Look through the material and tally each line bearing the word "text". Give only the total.

## START Records provided

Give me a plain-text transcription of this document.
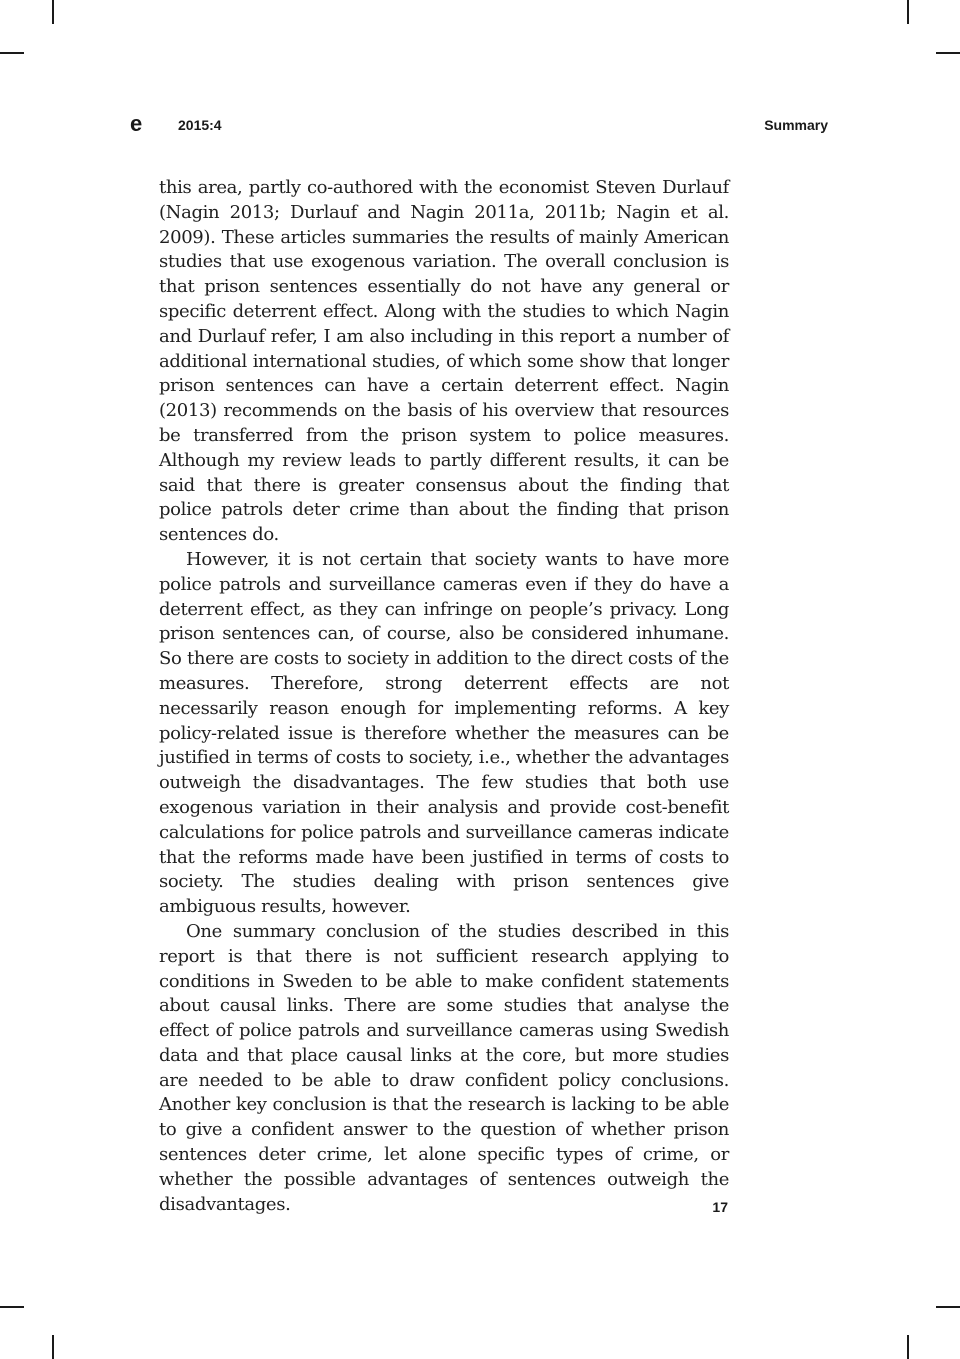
e	2015:4	Summary

this area, partly co-authored with the economist Steven Durlauf (Nagin 2013; Durlauf and Nagin 2011a, 2011b; Nagin et al. 2009). These articles summaries the results of mainly American studies that use exogenous variation. The overall conclusion is that prison sentences essentially do not have any general or specific deterrent effect. Along with the studies to which Nagin and Durlauf refer, I am also including in this report a number of additional international studies, of which some show that longer prison sentences can have a certain deterrent effect. Nagin (2013) recommends on the basis of his overview that resources be transferred from the prison system to police measures. Although my review leads to partly different results, it can be said that there is greater consensus about the finding that police patrols deter crime than about the finding that prison sentences do.

However, it is not certain that society wants to have more police patrols and surveillance cameras even if they do have a deterrent effect, as they can infringe on people’s privacy. Long prison sentences can, of course, also be considered inhumane. So there are costs to society in addition to the direct costs of the measures. Therefore, strong deterrent effects are not necessarily reason enough for implementing reforms. A key policy-related issue is therefore whether the measures can be justified in terms of costs to society, i.e., whether the advantages outweigh the disadvantages. The few studies that both use exogenous variation in their analysis and provide cost-benefit calculations for police patrols and surveillance cameras indicate that the reforms made have been justified in terms of costs to society. The studies dealing with prison sentences give ambiguous results, however.

One summary conclusion of the studies described in this report is that there is not sufficient research applying to conditions in Sweden to be able to make confident statements about causal links. There are some studies that analyse the effect of police patrols and surveillance cameras using Swedish data and that place causal links at the core, but more studies are needed to be able to draw confident policy conclusions. Another key conclusion is that the research is lacking to be able to give a confident answer to the question of whether prison sentences deter crime, let alone specific types of crime, or whether the possible advantages of sentences outweigh the disadvantages.	17
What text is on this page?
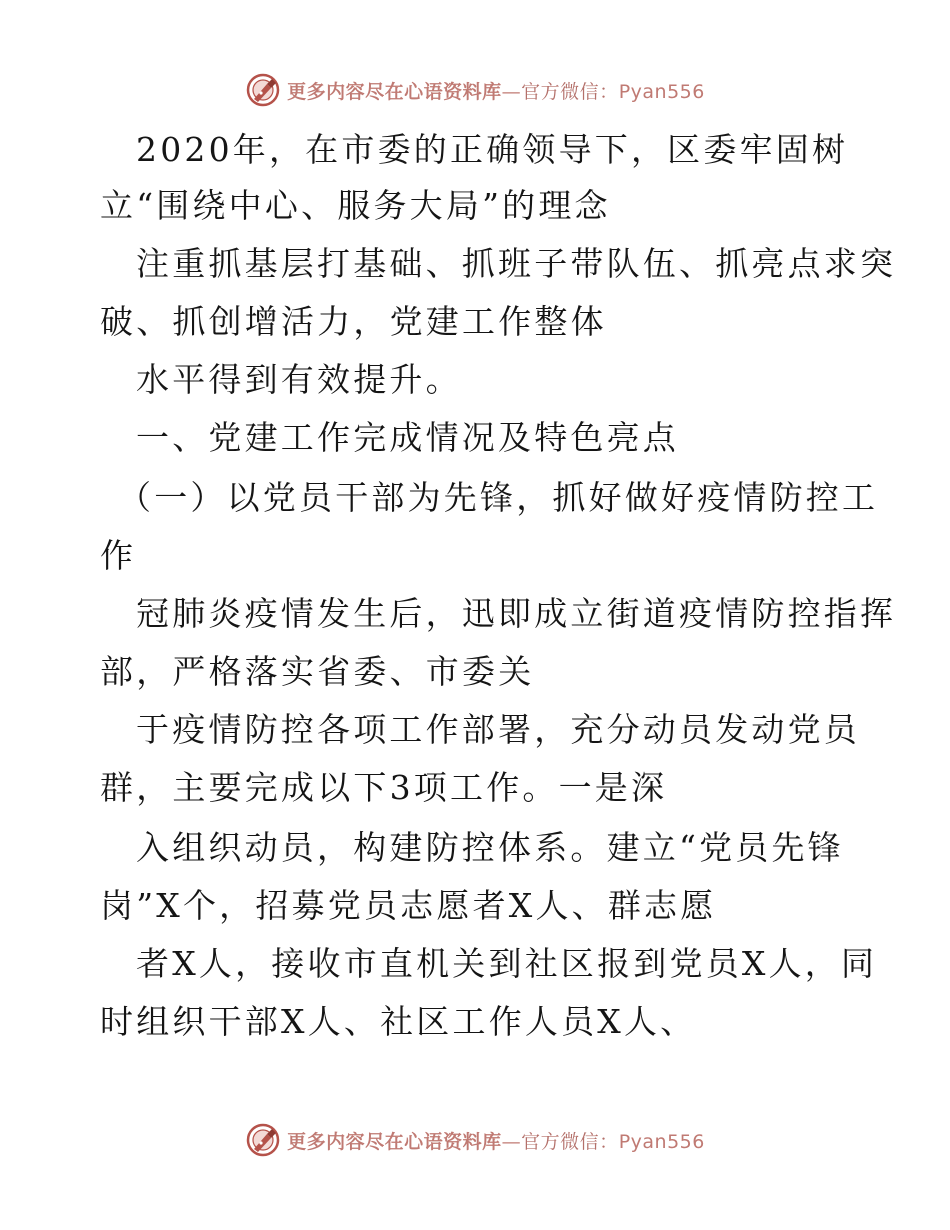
更多内容尽在心语资料库—官方微信：Pyan556
2020年，在市委的正确领导下，区委牢固树
立“围绕中心、服务大局”的理念
注重抓基层打基础、抓班子带队伍、抓亮点求突
破、抓创增活力，党建工作整体
水平得到有效提升。
一、党建工作完成情况及特色亮点
（一）以党员干部为先锋，抓好做好疫情防控工
作
冠肺炎疫情发生后，迅即成立街道疫情防控指挥
部，严格落实省委、市委关
于疫情防控各项工作部署，充分动员发动党员
群，主要完成以下3项工作。一是深
入组织动员，构建防控体系。建立“党员先锋
岗”X个，招募党员志愿者X人、群志愿
者X人，接收市直机关到社区报到党员X人，同
时组织干部X人、社区工作人员X人、
更多内容尽在心语资料库—官方微信：Pyan556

## END Records provided

Answer for this exercise:
2